What you will do - Format each item below as a JSON array of strings, one string per line, omitting any blank lines.
%%
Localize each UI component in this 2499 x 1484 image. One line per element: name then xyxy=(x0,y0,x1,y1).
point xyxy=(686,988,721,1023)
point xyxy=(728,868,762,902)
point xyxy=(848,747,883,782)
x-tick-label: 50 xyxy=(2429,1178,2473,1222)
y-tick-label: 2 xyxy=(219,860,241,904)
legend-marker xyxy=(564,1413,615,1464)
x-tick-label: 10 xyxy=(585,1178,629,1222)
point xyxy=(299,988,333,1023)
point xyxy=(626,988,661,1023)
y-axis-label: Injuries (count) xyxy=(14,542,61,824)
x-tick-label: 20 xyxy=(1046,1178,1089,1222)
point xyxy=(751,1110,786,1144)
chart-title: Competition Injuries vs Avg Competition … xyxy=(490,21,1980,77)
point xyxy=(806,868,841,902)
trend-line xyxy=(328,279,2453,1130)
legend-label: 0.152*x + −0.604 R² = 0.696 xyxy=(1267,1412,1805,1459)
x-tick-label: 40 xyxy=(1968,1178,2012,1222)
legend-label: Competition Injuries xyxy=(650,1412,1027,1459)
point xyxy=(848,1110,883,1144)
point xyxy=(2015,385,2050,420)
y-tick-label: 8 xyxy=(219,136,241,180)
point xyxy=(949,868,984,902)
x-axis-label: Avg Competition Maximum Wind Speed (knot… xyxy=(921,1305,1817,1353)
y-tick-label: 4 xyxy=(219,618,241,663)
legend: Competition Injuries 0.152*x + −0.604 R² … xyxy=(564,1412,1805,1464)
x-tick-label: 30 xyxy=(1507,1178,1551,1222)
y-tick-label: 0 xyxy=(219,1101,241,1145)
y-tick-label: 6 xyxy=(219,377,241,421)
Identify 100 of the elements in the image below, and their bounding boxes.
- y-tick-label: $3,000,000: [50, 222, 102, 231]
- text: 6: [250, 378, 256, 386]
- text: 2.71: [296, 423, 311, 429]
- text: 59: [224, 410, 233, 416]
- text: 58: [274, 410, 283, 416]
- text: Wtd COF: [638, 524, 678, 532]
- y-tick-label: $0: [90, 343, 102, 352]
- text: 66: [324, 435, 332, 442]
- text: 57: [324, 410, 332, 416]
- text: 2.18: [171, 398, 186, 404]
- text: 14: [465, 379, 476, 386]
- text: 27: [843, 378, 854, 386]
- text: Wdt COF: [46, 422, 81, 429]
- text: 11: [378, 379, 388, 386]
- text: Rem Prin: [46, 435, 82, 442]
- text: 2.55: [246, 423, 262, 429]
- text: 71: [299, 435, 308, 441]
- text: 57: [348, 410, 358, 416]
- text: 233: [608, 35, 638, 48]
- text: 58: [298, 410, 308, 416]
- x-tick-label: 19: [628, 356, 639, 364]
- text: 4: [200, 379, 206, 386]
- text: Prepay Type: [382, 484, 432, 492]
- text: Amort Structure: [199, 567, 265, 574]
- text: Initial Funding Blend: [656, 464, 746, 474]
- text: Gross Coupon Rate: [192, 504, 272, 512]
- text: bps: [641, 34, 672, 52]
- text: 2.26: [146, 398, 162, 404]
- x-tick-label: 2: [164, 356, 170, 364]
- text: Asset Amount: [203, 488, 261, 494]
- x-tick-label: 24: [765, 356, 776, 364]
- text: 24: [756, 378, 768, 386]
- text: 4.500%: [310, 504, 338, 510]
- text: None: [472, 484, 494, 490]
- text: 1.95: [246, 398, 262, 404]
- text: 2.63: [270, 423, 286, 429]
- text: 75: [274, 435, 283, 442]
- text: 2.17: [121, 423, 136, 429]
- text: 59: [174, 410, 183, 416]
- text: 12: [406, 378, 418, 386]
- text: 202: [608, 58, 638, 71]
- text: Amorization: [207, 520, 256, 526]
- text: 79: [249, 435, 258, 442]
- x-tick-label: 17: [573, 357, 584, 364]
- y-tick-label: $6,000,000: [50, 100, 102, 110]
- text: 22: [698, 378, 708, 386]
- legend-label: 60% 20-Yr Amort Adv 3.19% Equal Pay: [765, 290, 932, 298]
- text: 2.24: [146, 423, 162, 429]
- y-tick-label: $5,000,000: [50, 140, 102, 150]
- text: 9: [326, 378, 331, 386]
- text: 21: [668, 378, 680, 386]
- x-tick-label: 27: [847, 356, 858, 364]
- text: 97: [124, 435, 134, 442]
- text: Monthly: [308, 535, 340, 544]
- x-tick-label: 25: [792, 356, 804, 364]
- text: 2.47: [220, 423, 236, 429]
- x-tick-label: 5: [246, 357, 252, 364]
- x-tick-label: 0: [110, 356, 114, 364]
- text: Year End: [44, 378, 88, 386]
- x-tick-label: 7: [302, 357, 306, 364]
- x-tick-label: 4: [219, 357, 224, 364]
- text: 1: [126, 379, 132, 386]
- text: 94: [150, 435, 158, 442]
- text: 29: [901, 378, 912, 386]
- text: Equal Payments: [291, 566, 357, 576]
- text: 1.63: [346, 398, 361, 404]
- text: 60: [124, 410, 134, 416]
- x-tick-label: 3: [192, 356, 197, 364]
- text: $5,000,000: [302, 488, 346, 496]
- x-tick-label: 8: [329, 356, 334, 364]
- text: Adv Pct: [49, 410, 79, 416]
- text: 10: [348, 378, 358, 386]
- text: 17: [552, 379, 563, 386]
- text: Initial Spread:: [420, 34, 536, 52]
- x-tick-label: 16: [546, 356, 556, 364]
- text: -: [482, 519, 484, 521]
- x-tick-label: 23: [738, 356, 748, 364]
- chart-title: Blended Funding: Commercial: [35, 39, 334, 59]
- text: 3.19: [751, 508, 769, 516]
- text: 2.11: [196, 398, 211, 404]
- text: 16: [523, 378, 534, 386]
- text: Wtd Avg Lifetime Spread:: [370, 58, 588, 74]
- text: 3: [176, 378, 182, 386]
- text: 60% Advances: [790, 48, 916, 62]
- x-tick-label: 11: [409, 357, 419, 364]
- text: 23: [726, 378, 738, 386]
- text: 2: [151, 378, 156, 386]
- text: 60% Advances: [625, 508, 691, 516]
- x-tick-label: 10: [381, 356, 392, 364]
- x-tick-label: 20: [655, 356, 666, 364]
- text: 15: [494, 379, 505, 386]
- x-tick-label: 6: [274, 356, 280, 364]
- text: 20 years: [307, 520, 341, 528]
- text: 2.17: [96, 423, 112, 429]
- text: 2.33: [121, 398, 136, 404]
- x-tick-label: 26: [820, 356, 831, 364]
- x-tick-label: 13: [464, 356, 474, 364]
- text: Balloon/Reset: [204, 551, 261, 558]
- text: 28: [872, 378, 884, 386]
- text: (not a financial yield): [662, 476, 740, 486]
%%
Written solution -
[
  "Localize each UI component in this 2499 x 1484 image. One line per element: name then xyxy=(x0,y0,x1,y1).",
  "point xyxy=(686,988,721,1023)",
  "point xyxy=(728,868,762,902)",
  "point xyxy=(848,747,883,782)",
  "x-tick-label: 50 xyxy=(2429,1178,2473,1222)",
  "y-tick-label: 2 xyxy=(219,860,241,904)",
  "legend-marker xyxy=(564,1413,615,1464)",
  "x-tick-label: 10 xyxy=(585,1178,629,1222)",
  "point xyxy=(299,988,333,1023)",
  "point xyxy=(626,988,661,1023)",
  "y-axis-label: Injuries (count) xyxy=(14,542,61,824)",
  "x-tick-label: 20 xyxy=(1046,1178,1089,1222)",
  "point xyxy=(751,1110,786,1144)",
  "chart-title: Competition Injuries vs Avg Competition … xyxy=(490,21,1980,77)",
  "point xyxy=(806,868,841,902)",
  "trend-line xyxy=(328,279,2453,1130)",
  "legend-label: 0.152*x + −0.604 R² = 0.696 xyxy=(1267,1412,1805,1459)",
  "x-tick-label: 40 xyxy=(1968,1178,2012,1222)",
  "legend-label: Competition Injuries xyxy=(650,1412,1027,1459)",
  "point xyxy=(848,1110,883,1144)",
  "point xyxy=(2015,385,2050,420)",
  "y-tick-label: 8 xyxy=(219,136,241,180)",
  "point xyxy=(949,868,984,902)",
  "x-axis-label: Avg Competition Maximum Wind Speed (knot… xyxy=(921,1305,1817,1353)",
  "y-tick-label: 4 xyxy=(219,618,241,663)",
  "legend: Competition Injuries 0.152*x + −0.604 R² … xyxy=(564,1412,1805,1464)",
  "x-tick-label: 30 xyxy=(1507,1178,1551,1222)",
  "y-tick-label: 0 xyxy=(219,1101,241,1145)",
  "y-tick-label: 6 xyxy=(219,377,241,421)",
  "Identify 100 of the elements in the image below, and their bounding boxes.",
  "- y-tick-label: $3,000,000: [50, 222, 102, 231]",
  "- text: 6: [250, 378, 256, 386]",
  "- text: 2.71: [296, 423, 311, 429]",
  "- text: 59: [224, 410, 233, 416]",
  "- text: 58: [274, 410, 283, 416]",
  "- text: Wtd COF: [638, 524, 678, 532]",
  "- y-tick-label: $0: [90, 343, 102, 352]",
  "- text: 66: [324, 435, 332, 442]",
  "- text: 57: [324, 410, 332, 416]",
  "- text: 2.18: [171, 398, 186, 404]",
  "- text: 14: [465, 379, 476, 386]",
  "- text: 27: [843, 378, 854, 386]",
  "- text: Wdt COF: [46, 422, 81, 429]",
  "- text: 11: [378, 379, 388, 386]",
  "- text: Rem Prin: [46, 435, 82, 442]",
  "- text: 2.55: [246, 423, 262, 429]",
  "- text: 71: [299, 435, 308, 441]",
  "- text: 57: [348, 410, 358, 416]",
  "- text: 233: [608, 35, 638, 48]",
  "- text: 58: [298, 410, 308, 416]",
  "- x-tick-label: 19: [628, 356, 639, 364]",
  "- text: 4: [200, 379, 206, 386]",
  "- text: Prepay Type: [382, 484, 432, 492]",
  "- text: Amort Structure: [199, 567, 265, 574]",
  "- text: Initial Funding Blend: [656, 464, 746, 474]",
  "- text: Gross Coupon Rate: [192, 504, 272, 512]",
  "- text: bps: [641, 34, 672, 52]",
  "- text: 2.26: [146, 398, 162, 404]",
  "- x-tick-label: 2: [164, 356, 170, 364]",
  "- text: Asset Amount: [203, 488, 261, 494]",
  "- x-tick-label: 24: [765, 356, 776, 364]",
  "- text: 24: [756, 378, 768, 386]",
  "- text: 4.500%: [310, 504, 338, 510]",
  "- text: None: [472, 484, 494, 490]",
  "- text: 1.95: [246, 398, 262, 404]",
  "- text: 2.63: [270, 423, 286, 429]",
  "- text: 75: [274, 435, 283, 442]",
  "- text: 2.17: [121, 423, 136, 429]",
  "- text: 59: [174, 410, 183, 416]",
  "- text: 12: [406, 378, 418, 386]",
  "- text: 202: [608, 58, 638, 71]",
  "- text: Amorization: [207, 520, 256, 526]",
  "- text: 79: [249, 435, 258, 442]",
  "- x-tick-label: 17: [573, 357, 584, 364]",
  "- y-tick-label: $6,000,000: [50, 100, 102, 110]",
  "- text: 22: [698, 378, 708, 386]",
  "- legend-label: 60% 20-Yr Amort Adv 3.19% Equal Pay: [765, 290, 932, 298]",
  "- text: 2.24: [146, 423, 162, 429]",
  "- y-tick-label: $5,000,000: [50, 140, 102, 150]",
  "- text: 9: [326, 378, 331, 386]",
  "- text: 21: [668, 378, 680, 386]",
  "- x-tick-label: 27: [847, 356, 858, 364]",
  "- text: 97: [124, 435, 134, 442]",
  "- text: Monthly: [308, 535, 340, 544]",
  "- x-tick-label: 25: [792, 356, 804, 364]",
  "- text: 2.47: [220, 423, 236, 429]",
  "- x-tick-label: 5: [246, 357, 252, 364]",
  "- x-tick-label: 0: [110, 356, 114, 364]",
  "- text: Year End: [44, 378, 88, 386]",
  "- x-tick-label: 7: [302, 357, 306, 364]",
  "- x-tick-label: 4: [219, 357, 224, 364]",
  "- text: 1: [126, 379, 132, 386]",
  "- text: 94: [150, 435, 158, 442]",
  "- text: 29: [901, 378, 912, 386]",
  "- text: Equal Payments: [291, 566, 357, 576]",
  "- text: 1.63: [346, 398, 361, 404]",
  "- text: 60: [124, 410, 134, 416]",
  "- x-tick-label: 3: [192, 356, 197, 364]",
  "- text: $5,000,000: [302, 488, 346, 496]",
  "- x-tick-label: 8: [329, 356, 334, 364]",
  "- text: Adv Pct: [49, 410, 79, 416]",
  "- text: 10: [348, 378, 358, 386]",
  "- text: 17: [552, 379, 563, 386]",
  "- text: Initial Spread:: [420, 34, 536, 52]",
  "- x-tick-label: 16: [546, 356, 556, 364]",
  "- text: -: [482, 519, 484, 521]",
  "- x-tick-label: 23: [738, 356, 748, 364]",
  "- chart-title: Blended Funding: Commercial: [35, 39, 334, 59]",
  "- text: 3.19: [751, 508, 769, 516]",
  "- text: 2.11: [196, 398, 211, 404]",
  "- text: 16: [523, 378, 534, 386]",
  "- text: Wtd Avg Lifetime Spread:: [370, 58, 588, 74]",
  "- text: 3: [176, 378, 182, 386]",
  "- text: 60% Advances: [790, 48, 916, 62]",
  "- x-tick-label: 11: [409, 357, 419, 364]",
  "- text: 23: [726, 378, 738, 386]",
  "- text: 2: [151, 378, 156, 386]",
  "- text: 60% Advances: [625, 508, 691, 516]",
  "- x-tick-label: 10: [381, 356, 392, 364]",
  "- x-tick-label: 20: [655, 356, 666, 364]",
  "- text: 15: [494, 379, 505, 386]",
  "- x-tick-label: 6: [274, 356, 280, 364]",
  "- text: 20 years: [307, 520, 341, 528]",
  "- text: 2.17: [96, 423, 112, 429]",
  "- text: 2.33: [121, 398, 136, 404]",
  "- x-tick-label: 26: [820, 356, 831, 364]",
  "- x-tick-label: 13: [464, 356, 474, 364]",
  "- text: Balloon/Reset: [204, 551, 261, 558]",
  "- text: 28: [872, 378, 884, 386]",
  "- text: (not a financial yield): [662, 476, 740, 486]"
]